* begin *
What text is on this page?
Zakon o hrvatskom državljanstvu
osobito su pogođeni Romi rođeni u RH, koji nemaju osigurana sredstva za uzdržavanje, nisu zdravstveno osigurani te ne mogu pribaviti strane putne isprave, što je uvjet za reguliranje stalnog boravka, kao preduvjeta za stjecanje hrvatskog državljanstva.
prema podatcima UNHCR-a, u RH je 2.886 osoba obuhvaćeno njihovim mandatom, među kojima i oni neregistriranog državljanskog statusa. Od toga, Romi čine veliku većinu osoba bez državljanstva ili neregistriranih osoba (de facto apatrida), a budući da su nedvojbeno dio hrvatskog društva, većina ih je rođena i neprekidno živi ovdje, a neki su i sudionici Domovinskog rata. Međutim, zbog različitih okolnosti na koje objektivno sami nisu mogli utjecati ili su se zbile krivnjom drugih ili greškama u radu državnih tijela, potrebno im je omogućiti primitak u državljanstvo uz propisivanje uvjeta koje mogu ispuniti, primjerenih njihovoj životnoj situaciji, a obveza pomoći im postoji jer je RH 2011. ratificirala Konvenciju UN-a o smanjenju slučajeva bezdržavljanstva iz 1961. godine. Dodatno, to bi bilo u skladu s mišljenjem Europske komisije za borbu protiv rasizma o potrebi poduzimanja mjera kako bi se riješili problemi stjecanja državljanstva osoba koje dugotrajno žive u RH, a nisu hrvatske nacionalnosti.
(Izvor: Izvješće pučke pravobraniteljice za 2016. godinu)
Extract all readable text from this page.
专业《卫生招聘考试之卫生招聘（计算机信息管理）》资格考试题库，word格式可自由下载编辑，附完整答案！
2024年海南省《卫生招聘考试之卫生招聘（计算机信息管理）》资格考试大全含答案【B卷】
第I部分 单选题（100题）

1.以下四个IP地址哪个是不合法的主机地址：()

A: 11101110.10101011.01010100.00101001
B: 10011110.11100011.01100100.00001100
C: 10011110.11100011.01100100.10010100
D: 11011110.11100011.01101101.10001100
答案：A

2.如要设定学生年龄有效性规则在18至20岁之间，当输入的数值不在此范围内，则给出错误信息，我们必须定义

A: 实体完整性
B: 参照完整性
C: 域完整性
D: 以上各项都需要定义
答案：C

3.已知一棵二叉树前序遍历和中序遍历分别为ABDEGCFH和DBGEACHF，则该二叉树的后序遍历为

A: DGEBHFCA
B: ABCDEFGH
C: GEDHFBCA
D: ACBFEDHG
* end *
• **Brief**
Output only the lines running from the line with "Extract all readable text from this page." through the final line of the data, inclusive.

• **Full solution**
Extract all readable text from this page.
专业《卫生招聘考试之卫生招聘（计算机信息管理）》资格考试题库，word格式可自由下载编辑，附完整答案！
2024年海南省《卫生招聘考试之卫生招聘（计算机信息管理）》资格考试大全含答案【B卷】
第I部分 单选题（100题）

1.以下四个IP地址哪个是不合法的主机地址：()

A: 11101110.10101011.01010100.00101001
B: 10011110.11100011.01100100.00001100
C: 10011110.11100011.01100100.10010100
D: 11011110.11100011.01101101.10001100
答案：A

2.如要设定学生年龄有效性规则在18至20岁之间，当输入的数值不在此范围内，则给出错误信息，我们必须定义

A: 实体完整性
B: 参照完整性
C: 域完整性
D: 以上各项都需要定义
答案：C

3.已知一棵二叉树前序遍历和中序遍历分别为ABDEGCFH和DBGEACHF，则该二叉树的后序遍历为

A: DGEBHFCA
B: ABCDEFGH
C: GEDHFBCA
D: ACBFEDHG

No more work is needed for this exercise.